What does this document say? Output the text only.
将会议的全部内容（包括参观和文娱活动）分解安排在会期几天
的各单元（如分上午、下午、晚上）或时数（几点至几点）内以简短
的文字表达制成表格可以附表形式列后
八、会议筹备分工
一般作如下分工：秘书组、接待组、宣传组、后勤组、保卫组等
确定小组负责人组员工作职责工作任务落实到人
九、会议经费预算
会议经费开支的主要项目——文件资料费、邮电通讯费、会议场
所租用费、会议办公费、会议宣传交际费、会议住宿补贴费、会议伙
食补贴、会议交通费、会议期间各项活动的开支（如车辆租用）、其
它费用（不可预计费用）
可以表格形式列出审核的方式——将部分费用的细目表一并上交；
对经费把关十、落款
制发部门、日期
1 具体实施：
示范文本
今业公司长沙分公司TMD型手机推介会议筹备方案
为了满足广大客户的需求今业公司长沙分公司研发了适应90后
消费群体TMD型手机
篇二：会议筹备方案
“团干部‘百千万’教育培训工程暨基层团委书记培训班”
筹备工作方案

### GOAL
Print every record exactly as it was given.

### RESULT
What does this document say? Output the text only.
将会议的全部内容（包括参观和文娱活动）分解安排在会期几天
的各单元（如分上午、下午、晚上）或时数（几点至几点）内以简短
的文字表达制成表格可以附表形式列后
八、会议筹备分工
一般作如下分工：秘书组、接待组、宣传组、后勤组、保卫组等
确定小组负责人组员工作职责工作任务落实到人
九、会议经费预算
会议经费开支的主要项目——文件资料费、邮电通讯费、会议场
所租用费、会议办公费、会议宣传交际费、会议住宿补贴费、会议伙
食补贴、会议交通费、会议期间各项活动的开支（如车辆租用）、其
它费用（不可预计费用）
可以表格形式列出审核的方式——将部分费用的细目表一并上交；
对经费把关十、落款
制发部门、日期
1 具体实施：
示范文本
今业公司长沙分公司TMD型手机推介会议筹备方案
为了满足广大客户的需求今业公司长沙分公司研发了适应90后
消费群体TMD型手机
篇二：会议筹备方案
“团干部‘百千万’教育培训工程暨基层团委书记培训班”
筹备工作方案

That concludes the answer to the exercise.